Fragment zbioru danych

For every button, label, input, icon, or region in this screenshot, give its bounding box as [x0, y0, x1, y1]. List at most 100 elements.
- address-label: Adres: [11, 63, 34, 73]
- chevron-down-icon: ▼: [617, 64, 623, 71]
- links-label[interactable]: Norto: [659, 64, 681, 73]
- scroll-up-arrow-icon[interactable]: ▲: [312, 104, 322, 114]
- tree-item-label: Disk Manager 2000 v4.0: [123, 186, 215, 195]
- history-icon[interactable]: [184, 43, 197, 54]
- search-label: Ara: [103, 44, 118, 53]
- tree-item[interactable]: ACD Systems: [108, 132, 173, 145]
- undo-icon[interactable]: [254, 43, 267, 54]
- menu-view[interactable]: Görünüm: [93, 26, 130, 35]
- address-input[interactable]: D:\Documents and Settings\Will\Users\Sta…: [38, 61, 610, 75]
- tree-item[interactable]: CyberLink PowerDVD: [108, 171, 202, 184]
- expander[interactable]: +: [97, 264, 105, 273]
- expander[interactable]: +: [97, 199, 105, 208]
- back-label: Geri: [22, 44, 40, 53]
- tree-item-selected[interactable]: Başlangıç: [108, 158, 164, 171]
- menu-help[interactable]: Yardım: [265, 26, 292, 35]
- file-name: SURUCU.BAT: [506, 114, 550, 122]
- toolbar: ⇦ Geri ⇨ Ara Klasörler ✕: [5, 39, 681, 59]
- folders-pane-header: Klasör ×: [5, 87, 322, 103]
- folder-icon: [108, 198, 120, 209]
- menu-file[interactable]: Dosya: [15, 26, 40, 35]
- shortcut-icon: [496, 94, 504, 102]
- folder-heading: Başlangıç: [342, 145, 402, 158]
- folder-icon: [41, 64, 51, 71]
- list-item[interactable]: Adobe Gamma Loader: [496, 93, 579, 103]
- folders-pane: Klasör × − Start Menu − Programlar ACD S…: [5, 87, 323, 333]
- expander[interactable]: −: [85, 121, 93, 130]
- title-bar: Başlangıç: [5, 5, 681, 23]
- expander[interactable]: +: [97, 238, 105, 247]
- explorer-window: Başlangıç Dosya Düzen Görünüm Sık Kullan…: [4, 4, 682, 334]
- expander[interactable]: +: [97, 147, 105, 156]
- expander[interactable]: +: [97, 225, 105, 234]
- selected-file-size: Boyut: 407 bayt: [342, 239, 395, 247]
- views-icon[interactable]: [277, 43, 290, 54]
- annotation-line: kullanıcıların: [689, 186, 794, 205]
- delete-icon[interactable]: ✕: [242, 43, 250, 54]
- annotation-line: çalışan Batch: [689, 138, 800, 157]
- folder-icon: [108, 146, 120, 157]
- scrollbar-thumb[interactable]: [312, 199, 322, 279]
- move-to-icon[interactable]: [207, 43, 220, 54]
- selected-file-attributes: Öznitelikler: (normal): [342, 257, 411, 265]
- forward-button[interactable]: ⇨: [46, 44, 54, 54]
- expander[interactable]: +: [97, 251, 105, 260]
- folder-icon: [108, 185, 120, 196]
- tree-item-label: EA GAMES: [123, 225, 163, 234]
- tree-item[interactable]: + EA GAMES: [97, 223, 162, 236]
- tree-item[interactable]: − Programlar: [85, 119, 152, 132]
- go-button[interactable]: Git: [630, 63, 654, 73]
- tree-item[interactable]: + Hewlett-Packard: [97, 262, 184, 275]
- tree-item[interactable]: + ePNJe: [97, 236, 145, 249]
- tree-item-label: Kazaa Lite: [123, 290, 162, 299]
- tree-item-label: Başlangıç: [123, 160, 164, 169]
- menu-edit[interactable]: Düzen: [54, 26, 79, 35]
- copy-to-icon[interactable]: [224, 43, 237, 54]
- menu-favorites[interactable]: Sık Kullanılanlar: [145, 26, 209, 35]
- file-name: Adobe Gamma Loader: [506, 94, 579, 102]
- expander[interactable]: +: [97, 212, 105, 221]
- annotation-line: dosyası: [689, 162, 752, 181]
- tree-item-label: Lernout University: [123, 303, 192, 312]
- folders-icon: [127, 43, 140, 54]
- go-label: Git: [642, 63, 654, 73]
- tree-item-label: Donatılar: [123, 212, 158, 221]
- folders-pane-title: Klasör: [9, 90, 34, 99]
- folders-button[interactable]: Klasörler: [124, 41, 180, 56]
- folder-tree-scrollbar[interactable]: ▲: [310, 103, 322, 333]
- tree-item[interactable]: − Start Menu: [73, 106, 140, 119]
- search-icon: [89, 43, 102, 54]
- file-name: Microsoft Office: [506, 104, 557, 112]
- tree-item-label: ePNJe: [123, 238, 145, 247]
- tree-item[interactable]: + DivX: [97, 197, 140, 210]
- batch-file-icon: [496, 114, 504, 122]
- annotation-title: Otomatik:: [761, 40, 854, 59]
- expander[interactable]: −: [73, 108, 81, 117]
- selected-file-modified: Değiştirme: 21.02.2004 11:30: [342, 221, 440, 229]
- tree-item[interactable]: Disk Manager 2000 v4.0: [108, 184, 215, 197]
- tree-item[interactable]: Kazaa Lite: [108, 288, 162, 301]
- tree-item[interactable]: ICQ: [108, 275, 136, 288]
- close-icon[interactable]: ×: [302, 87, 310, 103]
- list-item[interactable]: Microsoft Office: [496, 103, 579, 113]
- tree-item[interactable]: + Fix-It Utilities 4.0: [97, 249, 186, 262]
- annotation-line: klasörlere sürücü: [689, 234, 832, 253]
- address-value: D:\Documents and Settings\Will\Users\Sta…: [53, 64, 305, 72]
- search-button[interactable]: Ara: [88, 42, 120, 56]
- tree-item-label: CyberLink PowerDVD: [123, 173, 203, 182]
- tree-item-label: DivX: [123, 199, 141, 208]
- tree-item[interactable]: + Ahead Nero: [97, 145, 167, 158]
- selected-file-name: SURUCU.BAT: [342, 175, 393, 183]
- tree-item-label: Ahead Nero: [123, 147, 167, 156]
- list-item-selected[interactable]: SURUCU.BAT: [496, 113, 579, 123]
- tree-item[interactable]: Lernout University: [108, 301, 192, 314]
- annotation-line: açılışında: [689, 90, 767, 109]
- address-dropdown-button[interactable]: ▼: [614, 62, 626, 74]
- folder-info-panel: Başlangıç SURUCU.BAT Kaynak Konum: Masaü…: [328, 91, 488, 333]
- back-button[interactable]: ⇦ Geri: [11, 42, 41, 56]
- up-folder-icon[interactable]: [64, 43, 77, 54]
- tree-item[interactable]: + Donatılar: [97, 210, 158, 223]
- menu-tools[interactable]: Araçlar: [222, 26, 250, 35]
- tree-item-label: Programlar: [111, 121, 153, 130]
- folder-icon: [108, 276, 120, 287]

= Polecenie =
Przedstaw wszystkie powyższe linie jako tabelę Markdown z kolumnami „Nr” (kolejny numer) i „Treść”, pomijając puste linie.

= Poprawny wynik =
| Nr | Treść |
|---|---|
| 1 | For every button, label, input, icon, or region in this screenshot, give its bounding box as [x0, y0, x1, y1]. List at most 100 elements. |
| 2 | - address-label: Adres: [11, 63, 34, 73] |
| 3 | - chevron-down-icon: ▼: [617, 64, 623, 71] |
| 4 | - links-label[interactable]: Norto: [659, 64, 681, 73] |
| 5 | - scroll-up-arrow-icon[interactable]: ▲: [312, 104, 322, 114] |
| 6 | - tree-item-label: Disk Manager 2000 v4.0: [123, 186, 215, 195] |
| 7 | - history-icon[interactable]: [184, 43, 197, 54] |
| 8 | - search-label: Ara: [103, 44, 118, 53] |
| 9 | - tree-item[interactable]: ACD Systems: [108, 132, 173, 145] |
| 10 | - undo-icon[interactable]: [254, 43, 267, 54] |
| 11 | - menu-view[interactable]: Görünüm: [93, 26, 130, 35] |
| 12 | - address-input[interactable]: D:\Documents and Settings\Will\Users\Sta…: [38, 61, 610, 75] |
| 13 | - tree-item[interactable]: CyberLink PowerDVD: [108, 171, 202, 184] |
| 14 | - expander[interactable]: +: [97, 264, 105, 273] |
| 15 | - expander[interactable]: +: [97, 199, 105, 208] |
| 16 | - back-label: Geri: [22, 44, 40, 53] |
| 17 | - tree-item-selected[interactable]: Başlangıç: [108, 158, 164, 171] |
| 18 | - menu-help[interactable]: Yardım: [265, 26, 292, 35] |
| 19 | - file-name: SURUCU.BAT: [506, 114, 550, 122] |
| 20 | - toolbar: ⇦ Geri ⇨ Ara Klasörler ✕: [5, 39, 681, 59] |
| 21 | - folders-pane-header: Klasör ×: [5, 87, 322, 103] |
| 22 | - folder-icon: [108, 198, 120, 209] |
| 23 | - menu-file[interactable]: Dosya: [15, 26, 40, 35] |
| 24 | - shortcut-icon: [496, 94, 504, 102] |
| 25 | - folder-heading: Başlangıç: [342, 145, 402, 158] |
| 26 | - folder-icon: [41, 64, 51, 71] |
| 27 | - list-item[interactable]: Adobe Gamma Loader: [496, 93, 579, 103] |
| 28 | - folders-pane: Klasör × − Start Menu − Programlar ACD S…: [5, 87, 323, 333] |
| 29 | - expander[interactable]: −: [85, 121, 93, 130] |
| 30 | - title-bar: Başlangıç: [5, 5, 681, 23] |
| 31 | - expander[interactable]: +: [97, 238, 105, 247] |
| 32 | - explorer-window: Başlangıç Dosya Düzen Görünüm Sık Kullan…: [4, 4, 682, 334] |
| 33 | - expander[interactable]: +: [97, 147, 105, 156] |
| 34 | - expander[interactable]: +: [97, 225, 105, 234] |
| 35 | - selected-file-size: Boyut: 407 bayt: [342, 239, 395, 247] |
| 36 | - views-icon[interactable]: [277, 43, 290, 54] |
| 37 | - annotation-line: kullanıcıların: [689, 186, 794, 205] |
| 38 | - delete-icon[interactable]: ✕: [242, 43, 250, 54] |
| 39 | - annotation-line: çalışan Batch: [689, 138, 800, 157] |
| 40 | - folder-icon: [108, 146, 120, 157] |
| 41 | - scrollbar-thumb[interactable]: [312, 199, 322, 279] |
| 42 | - move-to-icon[interactable]: [207, 43, 220, 54] |
| 43 | - selected-file-attributes: Öznitelikler: (normal): [342, 257, 411, 265] |
| 44 | - forward-button[interactable]: ⇨: [46, 44, 54, 54] |
| 45 | - expander[interactable]: +: [97, 251, 105, 260] |
| 46 | - folder-icon: [108, 185, 120, 196] |
| 47 | - tree-item-label: EA GAMES: [123, 225, 163, 234] |
| 48 | - tree-item[interactable]: + EA GAMES: [97, 223, 162, 236] |
| 49 | - tree-item[interactable]: − Programlar: [85, 119, 152, 132] |
| 50 | - go-button[interactable]: Git: [630, 63, 654, 73] |
| 51 | - tree-item[interactable]: + Hewlett-Packard: [97, 262, 184, 275] |
| 52 | - tree-item[interactable]: + ePNJe: [97, 236, 145, 249] |
| 53 | - tree-item-label: Kazaa Lite: [123, 290, 162, 299] |
| 54 | - tree-item-label: Başlangıç: [123, 160, 164, 169] |
| 55 | - menu-edit[interactable]: Düzen: [54, 26, 79, 35] |
| 56 | - copy-to-icon[interactable]: [224, 43, 237, 54] |
| 57 | - menu-favorites[interactable]: Sık Kullanılanlar: [145, 26, 209, 35] |
| 58 | - file-name: Adobe Gamma Loader: [506, 94, 579, 102] |
| 59 | - expander[interactable]: +: [97, 212, 105, 221] |
| 60 | - annotation-line: dosyası: [689, 162, 752, 181] |
| 61 | - tree-item-label: Lernout University: [123, 303, 192, 312] |
| 62 | - folders-icon: [127, 43, 140, 54] |
| 63 | - go-label: Git: [642, 63, 654, 73] |
| 64 | - tree-item-label: Donatılar: [123, 212, 158, 221] |
| 65 | - folders-pane-title: Klasör: [9, 90, 34, 99] |
| 66 | - folders-button[interactable]: Klasörler: [124, 41, 180, 56] |
| 67 | - folder-tree-scrollbar[interactable]: ▲: [310, 103, 322, 333] |
| 68 | - tree-item[interactable]: − Start Menu: [73, 106, 140, 119] |
| 69 | - search-icon: [89, 43, 102, 54] |
| 70 | - file-name: Microsoft Office: [506, 104, 557, 112] |
| 71 | - tree-item-label: ePNJe: [123, 238, 145, 247] |
| 72 | - tree-item[interactable]: + DivX: [97, 197, 140, 210] |
| 73 | - batch-file-icon: [496, 114, 504, 122] |
| 74 | - annotation-title: Otomatik:: [761, 40, 854, 59] |
| 75 | - expander[interactable]: −: [73, 108, 81, 117] |
| 76 | - selected-file-modified: Değiştirme: 21.02.2004 11:30: [342, 221, 440, 229] |
| 77 | - tree-item[interactable]: Disk Manager 2000 v4.0: [108, 184, 215, 197] |
| 78 | - tree-item[interactable]: Kazaa Lite: [108, 288, 162, 301] |
| 79 | - tree-item[interactable]: ICQ: [108, 275, 136, 288] |
| 80 | - close-icon[interactable]: ×: [302, 87, 310, 103] |
| 81 | - list-item[interactable]: Microsoft Office: [496, 103, 579, 113] |
| 82 | - tree-item[interactable]: + Fix-It Utilities 4.0: [97, 249, 186, 262] |
| 83 | - annotation-line: klasörlere sürücü: [689, 234, 832, 253] |
| 84 | - address-value: D:\Documents and Settings\Will\Users\Sta…: [53, 64, 305, 72] |
| 85 | - search-button[interactable]: Ara: [88, 42, 120, 56] |
| 86 | - tree-item-label: CyberLink PowerDVD: [123, 173, 203, 182] |
| 87 | - tree-item-label: DivX: [123, 199, 141, 208] |
| 88 | - tree-item[interactable]: + Ahead Nero: [97, 145, 167, 158] |
| 89 | - selected-file-name: SURUCU.BAT: [342, 175, 393, 183] |
| 90 | - tree-item-label: Ahead Nero: [123, 147, 167, 156] |
| 91 | - list-item-selected[interactable]: SURUCU.BAT: [496, 113, 579, 123] |
| 92 | - tree-item[interactable]: Lernout University: [108, 301, 192, 314] |
| 93 | - annotation-line: açılışında: [689, 90, 767, 109] |
| 94 | - address-dropdown-button[interactable]: ▼: [614, 62, 626, 74] |
| 95 | - folder-info-panel: Başlangıç SURUCU.BAT Kaynak Konum: Masaü…: [328, 91, 488, 333] |
| 96 | - back-button[interactable]: ⇦ Geri: [11, 42, 41, 56] |
| 97 | - up-folder-icon[interactable]: [64, 43, 77, 54] |
| 98 | - tree-item[interactable]: + Donatılar: [97, 210, 158, 223] |
| 99 | - menu-tools[interactable]: Araçlar: [222, 26, 250, 35] |
| 100 | - tree-item-label: Programlar: [111, 121, 153, 130] |
| 101 | - folder-icon: [108, 276, 120, 287] |